Figure record listings:
::::
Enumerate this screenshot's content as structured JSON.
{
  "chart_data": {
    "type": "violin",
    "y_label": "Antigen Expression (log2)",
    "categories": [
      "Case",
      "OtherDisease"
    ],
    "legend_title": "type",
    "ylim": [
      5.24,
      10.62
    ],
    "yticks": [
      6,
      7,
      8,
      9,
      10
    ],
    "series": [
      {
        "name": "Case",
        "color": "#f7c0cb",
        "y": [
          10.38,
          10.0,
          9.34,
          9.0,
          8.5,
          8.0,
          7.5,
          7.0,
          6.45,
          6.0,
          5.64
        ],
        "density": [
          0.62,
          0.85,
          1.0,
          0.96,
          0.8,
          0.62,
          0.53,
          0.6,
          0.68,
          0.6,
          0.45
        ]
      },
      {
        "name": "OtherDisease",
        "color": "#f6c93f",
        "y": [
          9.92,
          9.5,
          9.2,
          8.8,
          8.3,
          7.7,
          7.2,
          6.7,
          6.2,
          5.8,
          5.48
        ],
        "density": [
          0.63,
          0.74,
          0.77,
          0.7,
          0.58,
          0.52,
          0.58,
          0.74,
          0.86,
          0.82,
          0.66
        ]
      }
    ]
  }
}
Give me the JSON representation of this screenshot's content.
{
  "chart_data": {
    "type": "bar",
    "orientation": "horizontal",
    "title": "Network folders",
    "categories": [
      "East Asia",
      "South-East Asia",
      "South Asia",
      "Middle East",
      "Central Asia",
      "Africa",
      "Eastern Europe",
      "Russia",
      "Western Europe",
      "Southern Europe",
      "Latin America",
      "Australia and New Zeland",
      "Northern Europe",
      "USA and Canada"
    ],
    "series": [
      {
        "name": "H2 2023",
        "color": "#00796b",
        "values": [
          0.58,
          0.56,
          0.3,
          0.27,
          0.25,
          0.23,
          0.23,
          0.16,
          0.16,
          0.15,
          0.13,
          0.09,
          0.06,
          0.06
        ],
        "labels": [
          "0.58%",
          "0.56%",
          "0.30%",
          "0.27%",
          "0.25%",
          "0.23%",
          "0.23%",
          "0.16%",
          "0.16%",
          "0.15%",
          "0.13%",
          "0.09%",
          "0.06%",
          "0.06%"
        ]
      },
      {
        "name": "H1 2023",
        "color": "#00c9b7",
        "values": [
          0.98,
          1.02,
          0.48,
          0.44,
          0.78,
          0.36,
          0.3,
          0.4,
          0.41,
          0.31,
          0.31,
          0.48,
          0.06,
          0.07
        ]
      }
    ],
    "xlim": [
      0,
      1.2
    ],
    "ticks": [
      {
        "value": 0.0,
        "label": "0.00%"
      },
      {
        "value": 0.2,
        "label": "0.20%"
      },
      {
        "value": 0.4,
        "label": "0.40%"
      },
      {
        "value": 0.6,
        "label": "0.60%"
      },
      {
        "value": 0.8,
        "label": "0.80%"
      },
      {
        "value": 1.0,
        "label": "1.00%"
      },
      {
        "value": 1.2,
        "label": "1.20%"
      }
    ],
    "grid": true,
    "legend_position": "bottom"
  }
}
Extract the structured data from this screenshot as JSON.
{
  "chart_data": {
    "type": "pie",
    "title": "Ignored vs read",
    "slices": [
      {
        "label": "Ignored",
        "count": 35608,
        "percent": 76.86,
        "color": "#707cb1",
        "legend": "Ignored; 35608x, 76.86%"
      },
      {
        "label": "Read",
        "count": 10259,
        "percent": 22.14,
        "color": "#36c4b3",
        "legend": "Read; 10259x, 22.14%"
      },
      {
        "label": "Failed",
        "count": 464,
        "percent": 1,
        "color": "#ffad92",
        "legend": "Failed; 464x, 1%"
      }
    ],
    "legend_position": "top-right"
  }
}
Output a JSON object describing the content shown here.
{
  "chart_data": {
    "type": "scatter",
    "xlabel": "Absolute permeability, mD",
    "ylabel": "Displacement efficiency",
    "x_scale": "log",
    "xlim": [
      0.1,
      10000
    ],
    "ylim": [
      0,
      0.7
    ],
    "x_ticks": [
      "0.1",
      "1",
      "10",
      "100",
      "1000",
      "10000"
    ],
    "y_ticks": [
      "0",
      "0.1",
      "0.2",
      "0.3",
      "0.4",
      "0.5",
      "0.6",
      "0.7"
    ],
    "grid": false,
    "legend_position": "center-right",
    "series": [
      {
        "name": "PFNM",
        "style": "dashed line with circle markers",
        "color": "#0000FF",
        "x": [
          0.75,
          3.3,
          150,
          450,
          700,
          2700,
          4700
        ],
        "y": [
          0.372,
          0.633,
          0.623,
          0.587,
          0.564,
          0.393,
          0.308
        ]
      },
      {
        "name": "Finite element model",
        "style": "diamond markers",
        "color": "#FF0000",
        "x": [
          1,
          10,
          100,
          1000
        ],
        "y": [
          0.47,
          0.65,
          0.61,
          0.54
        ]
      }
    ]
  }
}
::::
Written request: Repeat every line of the data, exactly and in full.

Output of the task:
Enumerate this screenshot's content as structured JSON.
{
  "chart_data": {
    "type": "violin",
    "y_label": "Antigen Expression (log2)",
    "categories": [
      "Case",
      "OtherDisease"
    ],
    "legend_title": "type",
    "ylim": [
      5.24,
      10.62
    ],
    "yticks": [
      6,
      7,
      8,
      9,
      10
    ],
    "series": [
      {
        "name": "Case",
        "color": "#f7c0cb",
        "y": [
          10.38,
          10.0,
          9.34,
          9.0,
          8.5,
          8.0,
          7.5,
          7.0,
          6.45,
          6.0,
          5.64
        ],
        "density": [
          0.62,
          0.85,
          1.0,
          0.96,
          0.8,
          0.62,
          0.53,
          0.6,
          0.68,
          0.6,
          0.45
        ]
      },
      {
        "name": "OtherDisease",
        "color": "#f6c93f",
        "y": [
          9.92,
          9.5,
          9.2,
          8.8,
          8.3,
          7.7,
          7.2,
          6.7,
          6.2,
          5.8,
          5.48
        ],
        "density": [
          0.63,
          0.74,
          0.77,
          0.7,
          0.58,
          0.52,
          0.58,
          0.74,
          0.86,
          0.82,
          0.66
        ]
      }
    ]
  }
}
Give me the JSON representation of this screenshot's content.
{
  "chart_data": {
    "type": "bar",
    "orientation": "horizontal",
    "title": "Network folders",
    "categories": [
      "East Asia",
      "South-East Asia",
      "South Asia",
      "Middle East",
      "Central Asia",
      "Africa",
      "Eastern Europe",
      "Russia",
      "Western Europe",
      "Southern Europe",
      "Latin America",
      "Australia and New Zeland",
      "Northern Europe",
      "USA and Canada"
    ],
    "series": [
      {
        "name": "H2 2023",
        "color": "#00796b",
        "values": [
          0.58,
          0.56,
          0.3,
          0.27,
          0.25,
          0.23,
          0.23,
          0.16,
          0.16,
          0.15,
          0.13,
          0.09,
          0.06,
          0.06
        ],
        "labels": [
          "0.58%",
          "0.56%",
          "0.30%",
          "0.27%",
          "0.25%",
          "0.23%",
          "0.23%",
          "0.16%",
          "0.16%",
          "0.15%",
          "0.13%",
          "0.09%",
          "0.06%",
          "0.06%"
        ]
      },
      {
        "name": "H1 2023",
        "color": "#00c9b7",
        "values": [
          0.98,
          1.02,
          0.48,
          0.44,
          0.78,
          0.36,
          0.3,
          0.4,
          0.41,
          0.31,
          0.31,
          0.48,
          0.06,
          0.07
        ]
      }
    ],
    "xlim": [
      0,
      1.2
    ],
    "ticks": [
      {
        "value": 0.0,
        "label": "0.00%"
      },
      {
        "value": 0.2,
        "label": "0.20%"
      },
      {
        "value": 0.4,
        "label": "0.40%"
      },
      {
        "value": 0.6,
        "label": "0.60%"
      },
      {
        "value": 0.8,
        "label": "0.80%"
      },
      {
        "value": 1.0,
        "label": "1.00%"
      },
      {
        "value": 1.2,
        "label": "1.20%"
      }
    ],
    "grid": true,
    "legend_position": "bottom"
  }
}
Extract the structured data from this screenshot as JSON.
{
  "chart_data": {
    "type": "pie",
    "title": "Ignored vs read",
    "slices": [
      {
        "label": "Ignored",
        "count": 35608,
        "percent": 76.86,
        "color": "#707cb1",
        "legend": "Ignored; 35608x, 76.86%"
      },
      {
        "label": "Read",
        "count": 10259,
        "percent": 22.14,
        "color": "#36c4b3",
        "legend": "Read; 10259x, 22.14%"
      },
      {
        "label": "Failed",
        "count": 464,
        "percent": 1,
        "color": "#ffad92",
        "legend": "Failed; 464x, 1%"
      }
    ],
    "legend_position": "top-right"
  }
}
Output a JSON object describing the content shown here.
{
  "chart_data": {
    "type": "scatter",
    "xlabel": "Absolute permeability, mD",
    "ylabel": "Displacement efficiency",
    "x_scale": "log",
    "xlim": [
      0.1,
      10000
    ],
    "ylim": [
      0,
      0.7
    ],
    "x_ticks": [
      "0.1",
      "1",
      "10",
      "100",
      "1000",
      "10000"
    ],
    "y_ticks": [
      "0",
      "0.1",
      "0.2",
      "0.3",
      "0.4",
      "0.5",
      "0.6",
      "0.7"
    ],
    "grid": false,
    "legend_position": "center-right",
    "series": [
      {
        "name": "PFNM",
        "style": "dashed line with circle markers",
        "color": "#0000FF",
        "x": [
          0.75,
          3.3,
          150,
          450,
          700,
          2700,
          4700
        ],
        "y": [
          0.372,
          0.633,
          0.623,
          0.587,
          0.564,
          0.393,
          0.308
        ]
      },
      {
        "name": "Finite element model",
        "style": "diamond markers",
        "color": "#FF0000",
        "x": [
          1,
          10,
          100,
          1000
        ],
        "y": [
          0.47,
          0.65,
          0.61,
          0.54
        ]
      }
    ]
  }
}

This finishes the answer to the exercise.